**Given instruction**
In the listing that follows, count the lines holding the word "style" and report only that number.

** BEGIN Recorded information **

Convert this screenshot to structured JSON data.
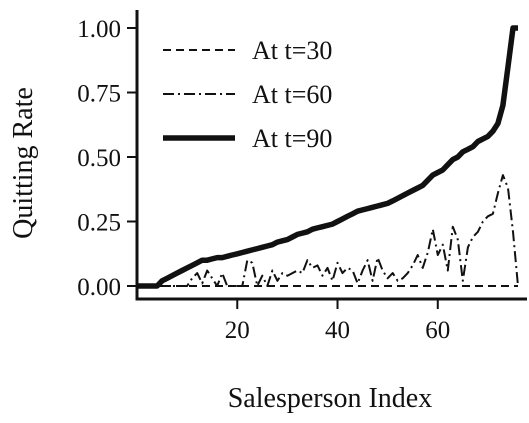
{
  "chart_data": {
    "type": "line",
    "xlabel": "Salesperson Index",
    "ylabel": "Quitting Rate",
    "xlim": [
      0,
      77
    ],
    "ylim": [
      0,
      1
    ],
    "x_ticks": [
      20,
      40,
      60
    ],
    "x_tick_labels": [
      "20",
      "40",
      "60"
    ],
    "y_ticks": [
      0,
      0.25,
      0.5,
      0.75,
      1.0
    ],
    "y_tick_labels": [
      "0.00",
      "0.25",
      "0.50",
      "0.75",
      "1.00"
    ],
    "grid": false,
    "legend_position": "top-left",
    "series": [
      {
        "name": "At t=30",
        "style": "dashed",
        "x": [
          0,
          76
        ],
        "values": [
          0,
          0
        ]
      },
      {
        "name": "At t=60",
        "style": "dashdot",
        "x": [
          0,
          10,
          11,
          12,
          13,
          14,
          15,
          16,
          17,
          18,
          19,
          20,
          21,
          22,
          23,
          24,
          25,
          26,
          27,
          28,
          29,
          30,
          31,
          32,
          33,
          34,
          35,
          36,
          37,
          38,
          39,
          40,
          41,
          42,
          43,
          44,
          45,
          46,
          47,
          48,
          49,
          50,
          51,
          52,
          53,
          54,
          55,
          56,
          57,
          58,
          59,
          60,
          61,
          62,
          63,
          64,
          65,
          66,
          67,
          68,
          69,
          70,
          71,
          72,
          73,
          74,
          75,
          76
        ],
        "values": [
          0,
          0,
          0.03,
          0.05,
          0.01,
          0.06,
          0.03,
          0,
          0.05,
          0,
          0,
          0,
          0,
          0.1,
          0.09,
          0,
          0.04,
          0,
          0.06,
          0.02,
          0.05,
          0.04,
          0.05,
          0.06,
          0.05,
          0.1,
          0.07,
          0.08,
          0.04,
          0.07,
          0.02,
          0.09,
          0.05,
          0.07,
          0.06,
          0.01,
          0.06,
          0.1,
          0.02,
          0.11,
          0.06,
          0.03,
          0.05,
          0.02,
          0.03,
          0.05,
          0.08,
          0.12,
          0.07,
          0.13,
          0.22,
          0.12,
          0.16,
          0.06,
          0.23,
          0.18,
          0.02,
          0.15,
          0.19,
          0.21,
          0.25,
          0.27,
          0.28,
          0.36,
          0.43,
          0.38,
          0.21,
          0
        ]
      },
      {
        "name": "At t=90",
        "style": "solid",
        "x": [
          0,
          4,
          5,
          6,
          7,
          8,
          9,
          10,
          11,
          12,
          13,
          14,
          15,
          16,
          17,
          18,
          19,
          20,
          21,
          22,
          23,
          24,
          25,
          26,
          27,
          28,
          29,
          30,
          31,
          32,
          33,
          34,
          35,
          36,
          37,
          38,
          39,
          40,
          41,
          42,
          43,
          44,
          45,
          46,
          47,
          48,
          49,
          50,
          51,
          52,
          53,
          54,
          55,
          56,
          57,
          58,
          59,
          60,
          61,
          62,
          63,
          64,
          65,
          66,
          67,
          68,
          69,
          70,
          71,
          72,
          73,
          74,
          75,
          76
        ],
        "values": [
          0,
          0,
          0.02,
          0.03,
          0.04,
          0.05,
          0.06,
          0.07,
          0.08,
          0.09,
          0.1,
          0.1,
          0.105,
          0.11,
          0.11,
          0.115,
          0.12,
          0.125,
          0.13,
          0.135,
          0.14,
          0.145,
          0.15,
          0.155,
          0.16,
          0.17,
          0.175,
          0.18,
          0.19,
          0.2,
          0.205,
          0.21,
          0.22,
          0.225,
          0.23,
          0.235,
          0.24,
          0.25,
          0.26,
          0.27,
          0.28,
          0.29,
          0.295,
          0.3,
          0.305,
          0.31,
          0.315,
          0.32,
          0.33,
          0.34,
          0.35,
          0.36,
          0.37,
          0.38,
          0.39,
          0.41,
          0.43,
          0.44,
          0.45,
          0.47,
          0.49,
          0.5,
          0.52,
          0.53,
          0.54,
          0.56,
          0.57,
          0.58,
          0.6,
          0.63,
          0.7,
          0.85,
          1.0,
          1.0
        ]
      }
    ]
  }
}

** END Recorded information **

**Completed task**
3